### WHAT THE TASK REQUIRES
Leaving out every picture, quote the data below exactly as it appears.

(Data records)
------------------------------------------------

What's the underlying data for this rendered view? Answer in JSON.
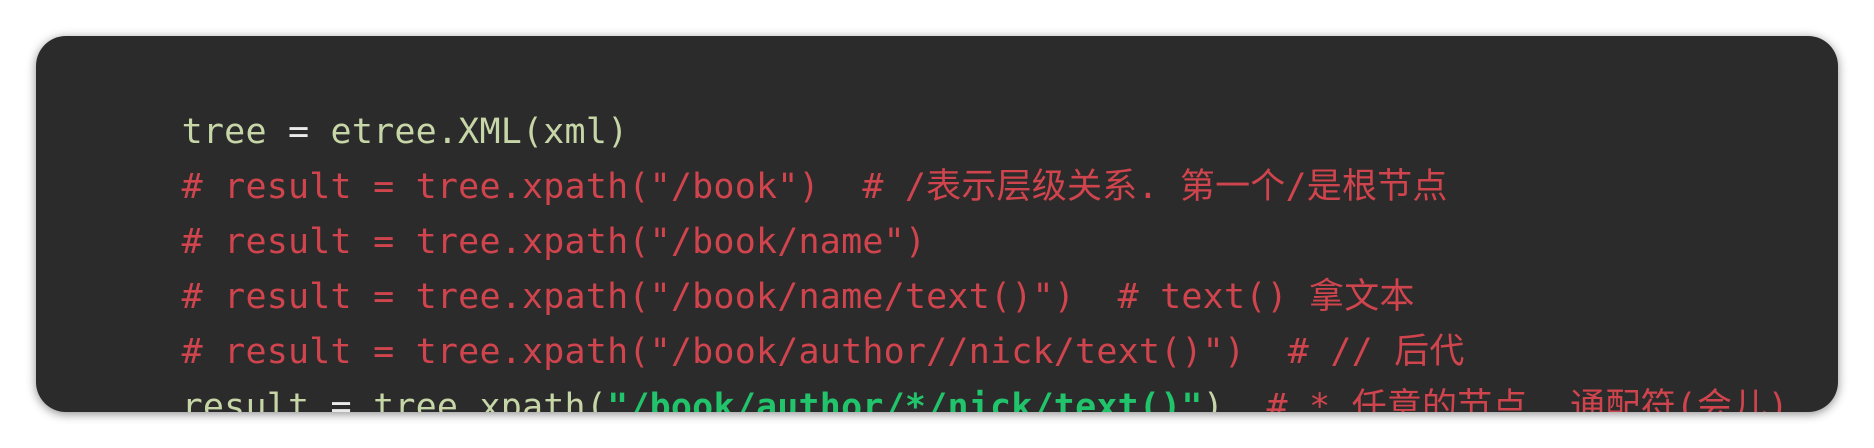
{
  "editor": {
    "lines": [
      {
        "segments": [
          {
            "text": "tree ",
            "kind": "code"
          },
          {
            "text": "=",
            "kind": "op"
          },
          {
            "text": " etree.XML(xml)",
            "kind": "code"
          }
        ]
      },
      {
        "segments": [
          {
            "text": "# result = tree.xpath(\"/book\")  # /表示层级关系. 第一个/是根节点",
            "kind": "comment"
          }
        ]
      },
      {
        "segments": [
          {
            "text": "# result = tree.xpath(\"/book/name\")",
            "kind": "comment"
          }
        ]
      },
      {
        "segments": [
          {
            "text": "# result = tree.xpath(\"/book/name/text()\")  # text() 拿文本",
            "kind": "comment"
          }
        ]
      },
      {
        "segments": [
          {
            "text": "# result = tree.xpath(\"/book/author//nick/text()\")  # // 后代",
            "kind": "comment"
          }
        ]
      },
      {
        "segments": [
          {
            "text": "result ",
            "kind": "code"
          },
          {
            "text": "=",
            "kind": "op"
          },
          {
            "text": " tree.xpath(",
            "kind": "code"
          },
          {
            "text": "\"/book/author/*/nick/text()\"",
            "kind": "str"
          },
          {
            "text": ")  ",
            "kind": "code"
          },
          {
            "text": "# * 任意的节点. 通配符(会儿)",
            "kind": "comment"
          }
        ]
      }
    ]
  },
  "colors": {
    "background": "#2b2b2b",
    "code": "#c6d6a7",
    "comment": "#d0444d",
    "string": "#21c36b"
  }
}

------------------------------------------------

### RESULT BELOW
What's the underlying data for this rendered view? Answer in JSON.
{
  "editor": {
    "lines": [
      {
        "segments": [
          {
            "text": "tree ",
            "kind": "code"
          },
          {
            "text": "=",
            "kind": "op"
          },
          {
            "text": " etree.XML(xml)",
            "kind": "code"
          }
        ]
      },
      {
        "segments": [
          {
            "text": "# result = tree.xpath(\"/book\")  # /表示层级关系. 第一个/是根节点",
            "kind": "comment"
          }
        ]
      },
      {
        "segments": [
          {
            "text": "# result = tree.xpath(\"/book/name\")",
            "kind": "comment"
          }
        ]
      },
      {
        "segments": [
          {
            "text": "# result = tree.xpath(\"/book/name/text()\")  # text() 拿文本",
            "kind": "comment"
          }
        ]
      },
      {
        "segments": [
          {
            "text": "# result = tree.xpath(\"/book/author//nick/text()\")  # // 后代",
            "kind": "comment"
          }
        ]
      },
      {
        "segments": [
          {
            "text": "result ",
            "kind": "code"
          },
          {
            "text": "=",
            "kind": "op"
          },
          {
            "text": " tree.xpath(",
            "kind": "code"
          },
          {
            "text": "\"/book/author/*/nick/text()\"",
            "kind": "str"
          },
          {
            "text": ")  ",
            "kind": "code"
          },
          {
            "text": "# * 任意的节点. 通配符(会儿)",
            "kind": "comment"
          }
        ]
      }
    ]
  },
  "colors": {
    "background": "#2b2b2b",
    "code": "#c6d6a7",
    "comment": "#d0444d",
    "string": "#21c36b"
  }
}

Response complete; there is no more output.